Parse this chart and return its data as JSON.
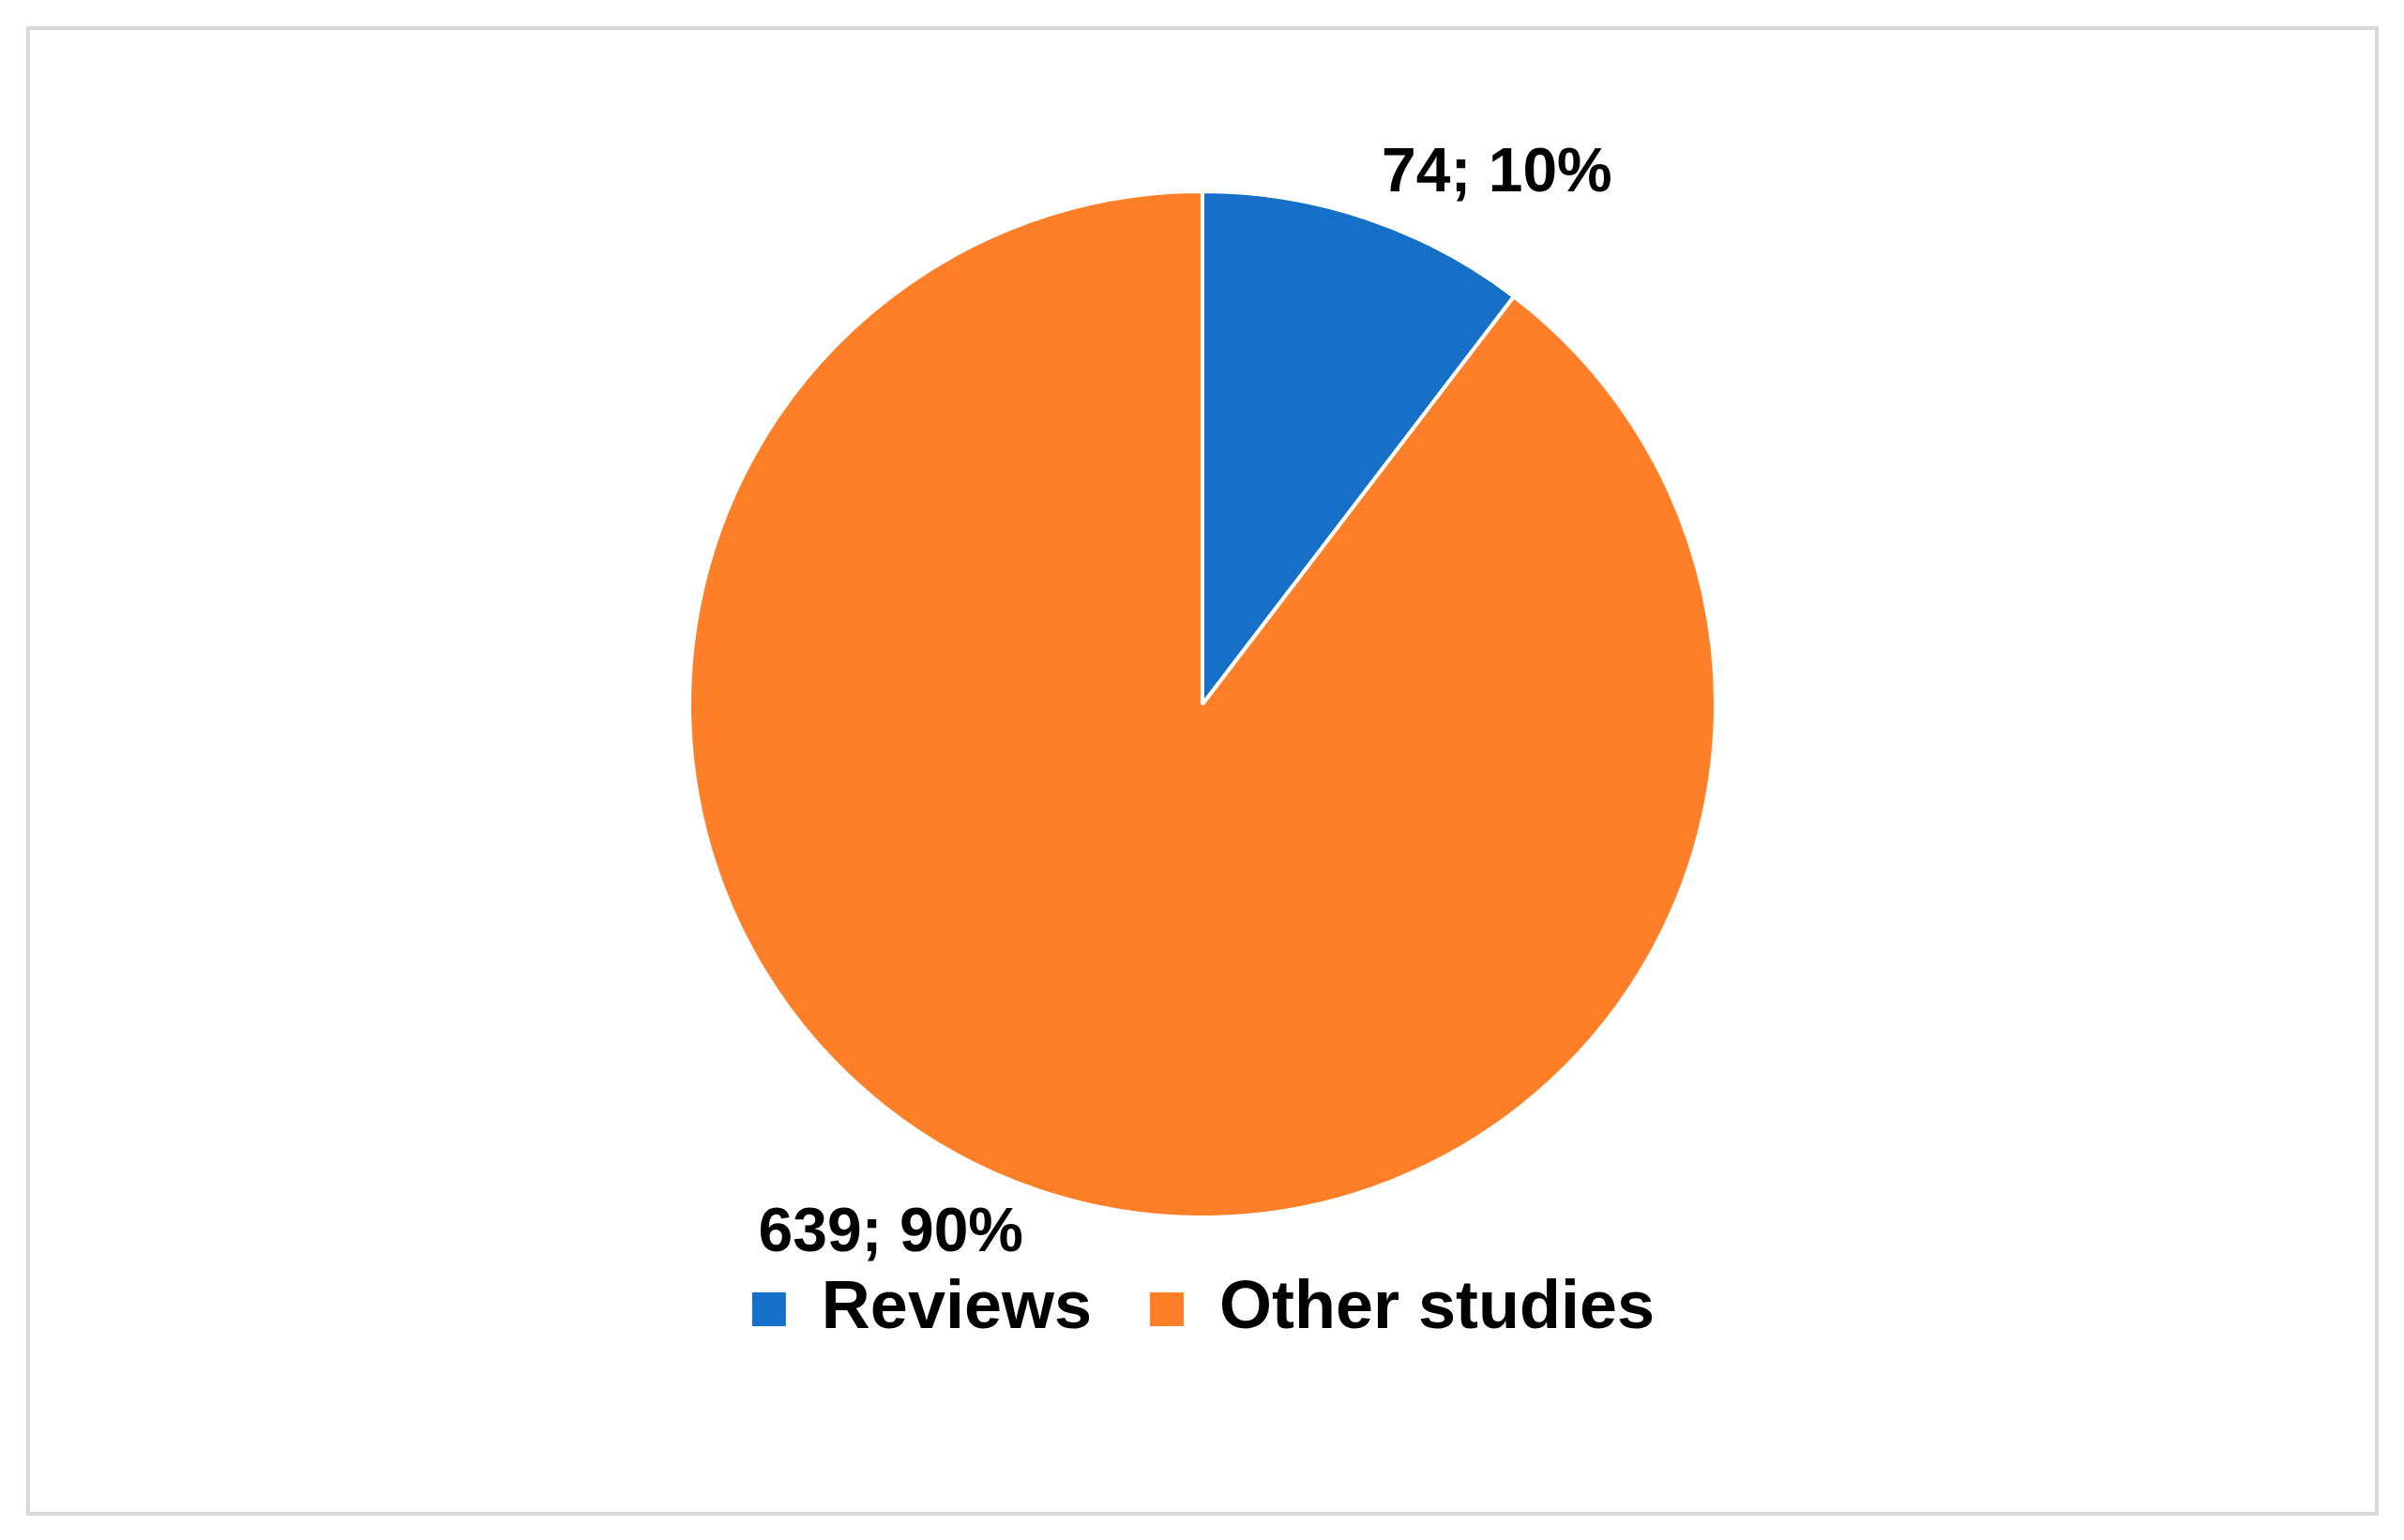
{
  "chart_data": {
    "type": "pie",
    "categories": [
      "Reviews",
      "Other studies"
    ],
    "values": [
      74,
      639
    ],
    "colors": [
      "#1670c8",
      "#fe7f27"
    ],
    "value_labels": [
      "74; 10%",
      "639; 90%"
    ],
    "legend": "bottom"
  }
}
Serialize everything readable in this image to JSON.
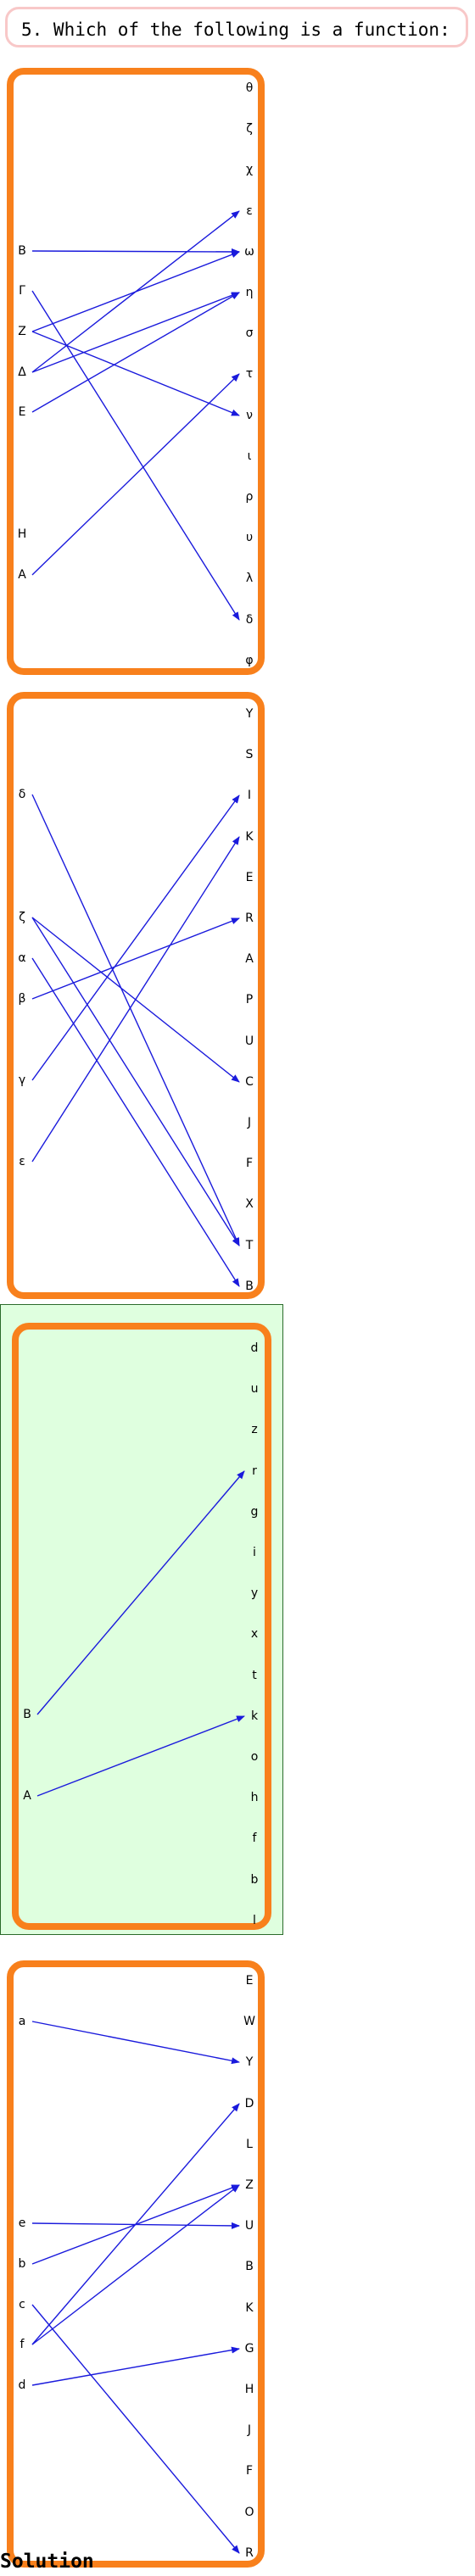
{
  "question": {
    "text": "5. Which of the following is a function:"
  },
  "answer_options": [
    {
      "domain": [
        "B",
        "Γ",
        "Z",
        "Δ",
        "E",
        "H",
        "A"
      ],
      "codomain": [
        "θ",
        "ζ",
        "χ",
        "ε",
        "ω",
        "η",
        "σ",
        "τ",
        "ν",
        "ι",
        "ρ",
        "υ",
        "λ",
        "δ",
        "φ"
      ],
      "mappings": [
        [
          "B",
          "ω"
        ],
        [
          "Γ",
          "δ"
        ],
        [
          "Z",
          "ω"
        ],
        [
          "Z",
          "ν"
        ],
        [
          "Δ",
          "ε"
        ],
        [
          "Δ",
          "η"
        ],
        [
          "E",
          "η"
        ],
        [
          "A",
          "τ"
        ]
      ],
      "highlighted": false
    },
    {
      "domain": [
        "δ",
        "ζ",
        "α",
        "β",
        "γ",
        "ε"
      ],
      "codomain": [
        "Y",
        "S",
        "I",
        "K",
        "E",
        "R",
        "A",
        "P",
        "U",
        "C",
        "J",
        "F",
        "X",
        "T",
        "B"
      ],
      "mappings": [
        [
          "δ",
          "T"
        ],
        [
          "ζ",
          "C"
        ],
        [
          "ζ",
          "T"
        ],
        [
          "α",
          "B"
        ],
        [
          "β",
          "R"
        ],
        [
          "γ",
          "I"
        ],
        [
          "ε",
          "K"
        ]
      ],
      "highlighted": false
    },
    {
      "domain": [
        "B",
        "A"
      ],
      "codomain": [
        "d",
        "u",
        "z",
        "r",
        "g",
        "i",
        "y",
        "x",
        "t",
        "k",
        "o",
        "h",
        "f",
        "b",
        "l"
      ],
      "mappings": [
        [
          "B",
          "r"
        ],
        [
          "A",
          "k"
        ]
      ],
      "highlighted": true
    },
    {
      "domain": [
        "a",
        "e",
        "b",
        "c",
        "f",
        "d"
      ],
      "codomain": [
        "E",
        "W",
        "Y",
        "D",
        "L",
        "Z",
        "U",
        "B",
        "K",
        "G",
        "H",
        "J",
        "F",
        "O",
        "R"
      ],
      "mappings": [
        [
          "a",
          "Y"
        ],
        [
          "e",
          "U"
        ],
        [
          "b",
          "Z"
        ],
        [
          "c",
          "R"
        ],
        [
          "f",
          "D"
        ],
        [
          "f",
          "Z"
        ],
        [
          "d",
          "G"
        ]
      ],
      "highlighted": false
    }
  ],
  "footer": {
    "solution_label": "Solution"
  },
  "colors": {
    "panel_border": "#f8801c",
    "arrow": "#1a1adc",
    "highlight_bg": "#dfffdf",
    "question_border": "#f8c8c8"
  }
}
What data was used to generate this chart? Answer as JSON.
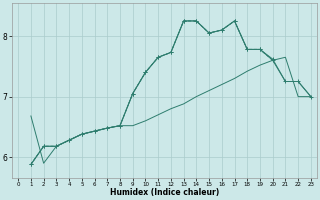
{
  "title": "",
  "xlabel": "Humidex (Indice chaleur)",
  "bg_color": "#cce8e8",
  "grid_color": "#aacccc",
  "line_color": "#2e7d6e",
  "xlim": [
    -0.5,
    23.5
  ],
  "ylim": [
    5.65,
    8.55
  ],
  "x_ticks": [
    0,
    1,
    2,
    3,
    4,
    5,
    6,
    7,
    8,
    9,
    10,
    11,
    12,
    13,
    14,
    15,
    16,
    17,
    18,
    19,
    20,
    21,
    22,
    23
  ],
  "y_ticks": [
    6,
    7,
    8
  ],
  "line1_x": [
    1,
    2,
    3,
    4,
    5,
    6,
    7,
    8,
    9,
    10,
    11,
    12,
    13,
    14,
    15,
    16,
    17,
    18,
    19,
    20,
    21,
    22,
    23
  ],
  "line1_y": [
    5.88,
    6.18,
    6.18,
    6.28,
    6.38,
    6.43,
    6.48,
    6.52,
    6.52,
    6.6,
    6.7,
    6.8,
    6.88,
    7.0,
    7.1,
    7.2,
    7.3,
    7.42,
    7.52,
    7.6,
    7.65,
    7.0,
    7.0
  ],
  "line2_x": [
    1,
    2,
    3,
    4,
    5,
    6,
    7,
    8,
    9,
    10,
    11,
    12,
    13,
    14,
    15,
    16,
    17,
    18,
    19,
    20,
    21,
    22,
    23
  ],
  "line2_y": [
    5.88,
    6.18,
    6.18,
    6.28,
    6.38,
    6.43,
    6.48,
    6.52,
    7.05,
    7.4,
    7.65,
    7.73,
    8.25,
    8.25,
    8.05,
    8.1,
    8.25,
    7.78,
    7.78,
    7.62,
    7.25,
    7.25,
    7.0
  ],
  "line3_x": [
    1,
    2,
    3,
    4,
    5,
    6,
    7,
    8,
    9,
    10,
    11,
    12,
    13,
    14,
    15,
    16,
    17,
    18,
    19,
    20
  ],
  "line3_y": [
    5.88,
    6.18,
    6.18,
    6.28,
    6.38,
    6.43,
    6.48,
    6.52,
    7.05,
    7.4,
    7.65,
    7.73,
    8.25,
    8.25,
    8.05,
    8.1,
    8.25,
    7.78,
    7.78,
    7.6
  ],
  "line4_x": [
    1,
    2,
    3,
    4,
    5,
    6,
    7,
    8,
    9,
    10,
    11,
    12,
    13,
    14,
    15,
    16,
    17,
    18,
    19,
    20,
    21,
    22,
    23
  ],
  "line4_y": [
    6.68,
    5.9,
    6.18,
    6.28,
    6.38,
    6.43,
    6.48,
    6.52,
    7.05,
    7.4,
    7.65,
    7.73,
    8.25,
    8.25,
    8.05,
    8.1,
    8.25,
    7.78,
    7.78,
    7.6,
    7.25,
    7.25,
    7.0
  ]
}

################

EXERCISE PROMPT: Pictures are to be left out; repeat all the remaining data exactly.

TASK RESPONSE:
Parse this chart and return its data as JSON.
{
  "chart_data": {
    "type": "pie",
    "categories": [
      "Reviews",
      "Other studies"
    ],
    "values": [
      74,
      639
    ],
    "colors": [
      "#1670c8",
      "#fe7f27"
    ],
    "value_labels": [
      "74; 10%",
      "639; 90%"
    ],
    "legend": "bottom"
  }
}
Serialize everything readable in this image to JSON.
{
  "question": {
    "text": "5. Which of the following is a function:"
  },
  "answer_options": [
    {
      "domain": [
        "B",
        "Γ",
        "Z",
        "Δ",
        "E",
        "H",
        "A"
      ],
      "codomain": [
        "θ",
        "ζ",
        "χ",
        "ε",
        "ω",
        "η",
        "σ",
        "τ",
        "ν",
        "ι",
        "ρ",
        "υ",
        "λ",
        "δ",
        "φ"
      ],
      "mappings": [
        [
          "B",
          "ω"
        ],
        [
          "Γ",
          "δ"
        ],
        [
          "Z",
          "ω"
        ],
        [
          "Z",
          "ν"
        ],
        [
          "Δ",
          "ε"
        ],
        [
          "Δ",
          "η"
        ],
        [
          "E",
          "η"
        ],
        [
          "A",
          "τ"
        ]
      ],
      "highlighted": false
    },
    {
      "domain": [
        "δ",
        "ζ",
        "α",
        "β",
        "γ",
        "ε"
      ],
      "codomain": [
        "Y",
        "S",
        "I",
        "K",
        "E",
        "R",
        "A",
        "P",
        "U",
        "C",
        "J",
        "F",
        "X",
        "T",
        "B"
      ],
      "mappings": [
        [
          "δ",
          "T"
        ],
        [
          "ζ",
          "C"
        ],
        [
          "ζ",
          "T"
        ],
        [
          "α",
          "B"
        ],
        [
          "β",
          "R"
        ],
        [
          "γ",
          "I"
        ],
        [
          "ε",
          "K"
        ]
      ],
      "highlighted": false
    },
    {
      "domain": [
        "B",
        "A"
      ],
      "codomain": [
        "d",
        "u",
        "z",
        "r",
        "g",
        "i",
        "y",
        "x",
        "t",
        "k",
        "o",
        "h",
        "f",
        "b",
        "l"
      ],
      "mappings": [
        [
          "B",
          "r"
        ],
        [
          "A",
          "k"
        ]
      ],
      "highlighted": true
    },
    {
      "domain": [
        "a",
        "e",
        "b",
        "c",
        "f",
        "d"
      ],
      "codomain": [
        "E",
        "W",
        "Y",
        "D",
        "L",
        "Z",
        "U",
        "B",
        "K",
        "G",
        "H",
        "J",
        "F",
        "O",
        "R"
      ],
      "mappings": [
        [
          "a",
          "Y"
        ],
        [
          "e",
          "U"
        ],
        [
          "b",
          "Z"
        ],
        [
          "c",
          "R"
        ],
        [
          "f",
          "D"
        ],
        [
          "f",
          "Z"
        ],
        [
          "d",
          "G"
        ]
      ],
      "highlighted": false
    }
  ],
  "footer": {
    "solution_label": "Solution"
  },
  "colors": {
    "panel_border": "#f8801c",
    "arrow": "#1a1adc",
    "highlight_bg": "#dfffdf",
    "question_border": "#f8c8c8"
  }
}
What data was used to generate this chart? Answer as JSON.
{
  "title": "",
  "xlabel": "Humidex (Indice chaleur)",
  "bg_color": "#cce8e8",
  "grid_color": "#aacccc",
  "line_color": "#2e7d6e",
  "xlim": [
    -0.5,
    23.5
  ],
  "ylim": [
    5.65,
    8.55
  ],
  "x_ticks": [
    0,
    1,
    2,
    3,
    4,
    5,
    6,
    7,
    8,
    9,
    10,
    11,
    12,
    13,
    14,
    15,
    16,
    17,
    18,
    19,
    20,
    21,
    22,
    23
  ],
  "y_ticks": [
    6,
    7,
    8
  ],
  "line1_x": [
    1,
    2,
    3,
    4,
    5,
    6,
    7,
    8,
    9,
    10,
    11,
    12,
    13,
    14,
    15,
    16,
    17,
    18,
    19,
    20,
    21,
    22,
    23
  ],
  "line1_y": [
    5.88,
    6.18,
    6.18,
    6.28,
    6.38,
    6.43,
    6.48,
    6.52,
    6.52,
    6.6,
    6.7,
    6.8,
    6.88,
    7.0,
    7.1,
    7.2,
    7.3,
    7.42,
    7.52,
    7.6,
    7.65,
    7.0,
    7.0
  ],
  "line2_x": [
    1,
    2,
    3,
    4,
    5,
    6,
    7,
    8,
    9,
    10,
    11,
    12,
    13,
    14,
    15,
    16,
    17,
    18,
    19,
    20,
    21,
    22,
    23
  ],
  "line2_y": [
    5.88,
    6.18,
    6.18,
    6.28,
    6.38,
    6.43,
    6.48,
    6.52,
    7.05,
    7.4,
    7.65,
    7.73,
    8.25,
    8.25,
    8.05,
    8.1,
    8.25,
    7.78,
    7.78,
    7.62,
    7.25,
    7.25,
    7.0
  ],
  "line3_x": [
    1,
    2,
    3,
    4,
    5,
    6,
    7,
    8,
    9,
    10,
    11,
    12,
    13,
    14,
    15,
    16,
    17,
    18,
    19,
    20
  ],
  "line3_y": [
    5.88,
    6.18,
    6.18,
    6.28,
    6.38,
    6.43,
    6.48,
    6.52,
    7.05,
    7.4,
    7.65,
    7.73,
    8.25,
    8.25,
    8.05,
    8.1,
    8.25,
    7.78,
    7.78,
    7.6
  ],
  "line4_x": [
    1,
    2,
    3,
    4,
    5,
    6,
    7,
    8,
    9,
    10,
    11,
    12,
    13,
    14,
    15,
    16,
    17,
    18,
    19,
    20,
    21,
    22,
    23
  ],
  "line4_y": [
    6.68,
    5.9,
    6.18,
    6.28,
    6.38,
    6.43,
    6.48,
    6.52,
    7.05,
    7.4,
    7.65,
    7.73,
    8.25,
    8.25,
    8.05,
    8.1,
    8.25,
    7.78,
    7.78,
    7.6,
    7.25,
    7.25,
    7.0
  ]
}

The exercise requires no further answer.